[Entries with figure data]
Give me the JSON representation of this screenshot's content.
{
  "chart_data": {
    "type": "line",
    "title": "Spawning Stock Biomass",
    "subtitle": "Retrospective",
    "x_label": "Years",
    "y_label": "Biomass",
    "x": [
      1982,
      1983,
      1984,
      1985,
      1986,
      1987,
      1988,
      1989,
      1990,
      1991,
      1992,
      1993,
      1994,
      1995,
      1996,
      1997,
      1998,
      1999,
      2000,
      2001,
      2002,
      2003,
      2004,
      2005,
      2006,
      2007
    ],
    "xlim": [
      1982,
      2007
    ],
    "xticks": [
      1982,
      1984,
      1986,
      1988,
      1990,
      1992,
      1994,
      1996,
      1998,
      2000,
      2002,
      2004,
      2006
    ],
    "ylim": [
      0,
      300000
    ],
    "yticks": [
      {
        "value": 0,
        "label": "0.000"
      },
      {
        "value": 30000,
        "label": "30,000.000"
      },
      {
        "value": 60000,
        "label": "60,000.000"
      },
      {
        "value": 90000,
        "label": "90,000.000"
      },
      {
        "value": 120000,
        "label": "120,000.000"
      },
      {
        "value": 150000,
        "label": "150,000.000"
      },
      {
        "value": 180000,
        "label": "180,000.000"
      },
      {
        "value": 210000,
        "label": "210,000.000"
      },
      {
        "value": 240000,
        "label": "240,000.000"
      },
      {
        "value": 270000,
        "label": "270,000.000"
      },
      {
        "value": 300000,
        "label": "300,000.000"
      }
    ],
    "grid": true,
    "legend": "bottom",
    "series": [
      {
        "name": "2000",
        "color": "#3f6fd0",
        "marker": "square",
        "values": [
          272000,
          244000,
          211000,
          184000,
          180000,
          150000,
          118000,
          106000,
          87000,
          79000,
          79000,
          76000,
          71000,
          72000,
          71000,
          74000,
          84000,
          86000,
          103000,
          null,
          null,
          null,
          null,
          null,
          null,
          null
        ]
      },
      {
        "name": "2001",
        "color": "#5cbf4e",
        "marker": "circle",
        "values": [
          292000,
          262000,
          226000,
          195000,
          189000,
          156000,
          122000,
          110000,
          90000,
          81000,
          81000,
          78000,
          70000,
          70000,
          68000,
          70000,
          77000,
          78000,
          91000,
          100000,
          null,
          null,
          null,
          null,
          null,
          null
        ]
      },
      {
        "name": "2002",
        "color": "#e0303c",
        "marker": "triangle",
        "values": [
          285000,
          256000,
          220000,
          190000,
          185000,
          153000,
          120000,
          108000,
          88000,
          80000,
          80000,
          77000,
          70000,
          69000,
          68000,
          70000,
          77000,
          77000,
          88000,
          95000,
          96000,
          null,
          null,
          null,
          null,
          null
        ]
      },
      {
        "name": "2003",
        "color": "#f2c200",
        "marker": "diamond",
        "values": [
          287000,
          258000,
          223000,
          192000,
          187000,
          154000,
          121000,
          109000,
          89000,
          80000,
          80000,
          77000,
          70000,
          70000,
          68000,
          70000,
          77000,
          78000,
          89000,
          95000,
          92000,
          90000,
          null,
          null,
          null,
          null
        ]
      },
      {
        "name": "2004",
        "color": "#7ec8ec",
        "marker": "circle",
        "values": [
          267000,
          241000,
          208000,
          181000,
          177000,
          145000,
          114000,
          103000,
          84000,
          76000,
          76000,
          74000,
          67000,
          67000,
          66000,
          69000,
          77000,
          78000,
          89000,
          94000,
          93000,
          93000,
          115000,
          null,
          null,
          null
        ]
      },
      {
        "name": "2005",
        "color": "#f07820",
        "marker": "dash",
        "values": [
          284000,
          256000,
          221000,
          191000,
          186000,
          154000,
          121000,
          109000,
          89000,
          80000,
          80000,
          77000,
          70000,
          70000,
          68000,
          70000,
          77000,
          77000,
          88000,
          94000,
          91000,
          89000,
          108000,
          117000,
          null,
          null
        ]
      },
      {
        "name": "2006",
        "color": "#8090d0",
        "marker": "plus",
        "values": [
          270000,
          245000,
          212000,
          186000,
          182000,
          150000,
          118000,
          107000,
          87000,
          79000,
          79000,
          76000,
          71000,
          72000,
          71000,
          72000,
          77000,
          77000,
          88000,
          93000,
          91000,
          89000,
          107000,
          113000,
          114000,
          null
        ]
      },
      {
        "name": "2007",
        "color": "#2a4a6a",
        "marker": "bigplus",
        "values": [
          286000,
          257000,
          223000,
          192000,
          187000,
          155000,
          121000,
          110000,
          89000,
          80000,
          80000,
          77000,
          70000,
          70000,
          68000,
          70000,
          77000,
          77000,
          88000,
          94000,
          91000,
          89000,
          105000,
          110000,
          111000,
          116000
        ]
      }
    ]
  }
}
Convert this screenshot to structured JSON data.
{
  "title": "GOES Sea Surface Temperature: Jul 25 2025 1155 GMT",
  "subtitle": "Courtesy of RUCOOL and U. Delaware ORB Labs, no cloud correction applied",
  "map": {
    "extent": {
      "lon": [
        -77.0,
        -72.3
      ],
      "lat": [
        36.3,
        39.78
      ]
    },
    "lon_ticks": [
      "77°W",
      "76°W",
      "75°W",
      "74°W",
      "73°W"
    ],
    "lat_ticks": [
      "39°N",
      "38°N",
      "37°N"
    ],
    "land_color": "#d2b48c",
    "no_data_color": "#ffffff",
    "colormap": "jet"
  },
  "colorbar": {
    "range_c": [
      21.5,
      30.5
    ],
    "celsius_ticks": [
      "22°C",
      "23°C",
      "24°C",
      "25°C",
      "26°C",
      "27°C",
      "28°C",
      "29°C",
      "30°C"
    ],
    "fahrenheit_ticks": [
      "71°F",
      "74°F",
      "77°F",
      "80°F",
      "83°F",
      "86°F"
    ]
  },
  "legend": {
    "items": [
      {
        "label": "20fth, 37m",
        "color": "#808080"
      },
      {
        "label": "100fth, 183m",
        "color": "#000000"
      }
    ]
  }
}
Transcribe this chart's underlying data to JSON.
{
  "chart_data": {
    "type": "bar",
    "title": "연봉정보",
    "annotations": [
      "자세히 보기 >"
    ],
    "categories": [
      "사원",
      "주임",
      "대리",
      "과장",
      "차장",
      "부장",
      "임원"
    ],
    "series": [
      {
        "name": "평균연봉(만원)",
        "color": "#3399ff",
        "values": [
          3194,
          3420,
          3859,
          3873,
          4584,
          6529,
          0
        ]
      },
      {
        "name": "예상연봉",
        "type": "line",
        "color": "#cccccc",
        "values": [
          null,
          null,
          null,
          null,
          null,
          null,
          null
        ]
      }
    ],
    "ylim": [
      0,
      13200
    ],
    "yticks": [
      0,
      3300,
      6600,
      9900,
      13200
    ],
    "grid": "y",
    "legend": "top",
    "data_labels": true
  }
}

STATED PROBLEM:
Copy every line above that holds the word "name".

EXERCISE RESPONSE:
        "name": "2000",
        "name": "2001",
        "name": "2002",
        "name": "2003",
        "name": "2004",
        "name": "2005",
        "name": "2006",
        "name": "2007",
        "name": "평균연봉(만원)",
        "name": "예상연봉",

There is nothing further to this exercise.